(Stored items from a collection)
◆ ◆ ◆ ◆ ◆ ◆ ◆

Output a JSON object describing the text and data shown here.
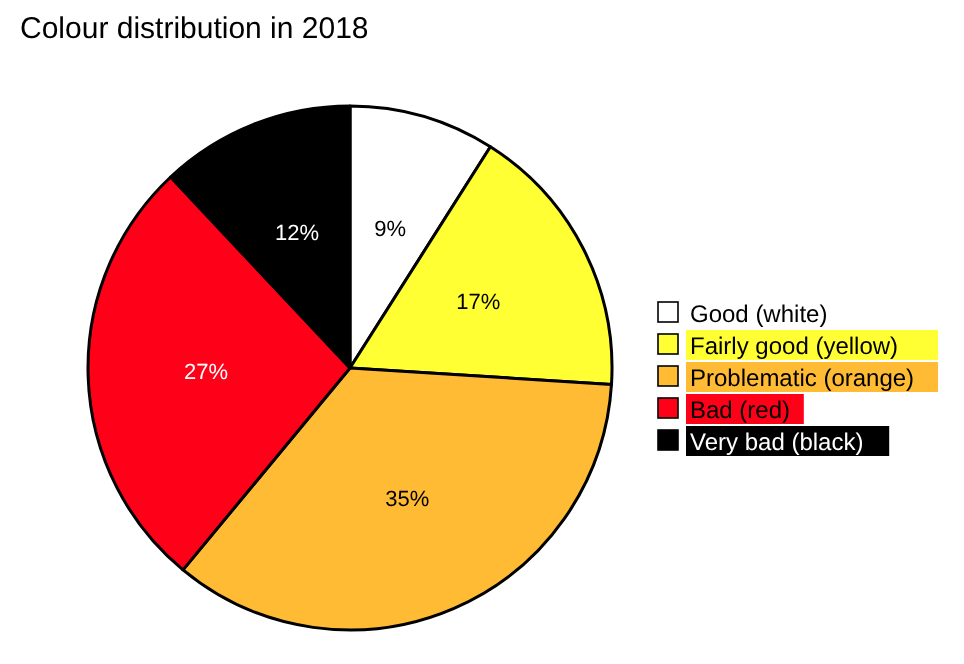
{
  "chart_data": {
    "type": "pie",
    "title": "Colour distribution in 2018",
    "categories": [
      "Good (white)",
      "Fairly good (yellow)",
      "Problematic (orange)",
      "Bad (red)",
      "Very bad (black)"
    ],
    "values": [
      9,
      17,
      35,
      27,
      12
    ],
    "colors": [
      "#ffffff",
      "#ffff33",
      "#ffbb33",
      "#ff0019",
      "#000000"
    ],
    "value_labels": [
      "9%",
      "17%",
      "35%",
      "27%",
      "12%"
    ],
    "legend": "right"
  }
}
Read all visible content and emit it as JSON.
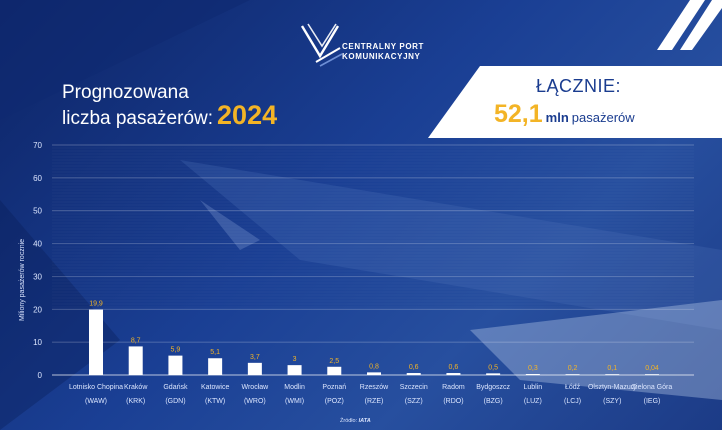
{
  "logo": {
    "line1": "CENTRALNY PORT",
    "line2": "KOMUNIKACYJNY",
    "icon": "cpk-wings-logo-icon"
  },
  "title": {
    "line1": "Prognozowana",
    "line2": "liczba pasażerów:",
    "year": "2024"
  },
  "total": {
    "label": "ŁĄCZNIE:",
    "value": "52,1",
    "unit": "mln",
    "rest": "pasażerów"
  },
  "source": {
    "prefix": "Źródło:",
    "name": "IATA"
  },
  "colors": {
    "accent": "#f3b426",
    "bar": "#ffffff",
    "background": "#1a3f94",
    "total_text": "#1a3c8f"
  },
  "chart_data": {
    "type": "bar",
    "ylabel": "Miliony pasażerów rocznie",
    "ylim": [
      0,
      70
    ],
    "yticks": [
      0,
      10,
      20,
      30,
      40,
      50,
      60,
      70
    ],
    "categories": [
      {
        "name": "Lotnisko Chopina",
        "code": "(WAW)"
      },
      {
        "name": "Kraków",
        "code": "(KRK)"
      },
      {
        "name": "Gdańsk",
        "code": "(GDN)"
      },
      {
        "name": "Katowice",
        "code": "(KTW)"
      },
      {
        "name": "Wrocław",
        "code": "(WRO)"
      },
      {
        "name": "Modlin",
        "code": "(WMI)"
      },
      {
        "name": "Poznań",
        "code": "(POZ)"
      },
      {
        "name": "Rzeszów",
        "code": "(RZE)"
      },
      {
        "name": "Szczecin",
        "code": "(SZZ)"
      },
      {
        "name": "Radom",
        "code": "(RDO)"
      },
      {
        "name": "Bydgoszcz",
        "code": "(BZG)"
      },
      {
        "name": "Lublin",
        "code": "(LUZ)"
      },
      {
        "name": "Łódź",
        "code": "(LCJ)"
      },
      {
        "name": "Olsztyn-Mazury",
        "code": "(SZY)"
      },
      {
        "name": "Zielona Góra",
        "code": "(IEG)"
      }
    ],
    "values": [
      19.9,
      8.7,
      5.9,
      5.1,
      3.7,
      3,
      2.5,
      0.8,
      0.6,
      0.6,
      0.5,
      0.3,
      0.2,
      0.1,
      0.04
    ],
    "value_labels": [
      "19,9",
      "8,7",
      "5,9",
      "5,1",
      "3,7",
      "3",
      "2,5",
      "0,8",
      "0,6",
      "0,6",
      "0,5",
      "0,3",
      "0,2",
      "0,1",
      "0,04"
    ],
    "grid": true
  }
}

◆ ◆ ◆ ◆ ◆ ◆ ◆

* _Task prompt_: Check every line for "pasażerów" and show the ones that have it.

* _Final answer_:
    "line2": "liczba pasażerów:",
    "rest": "pasażerów"
    "ylabel": "Miliony pasażerów rocznie",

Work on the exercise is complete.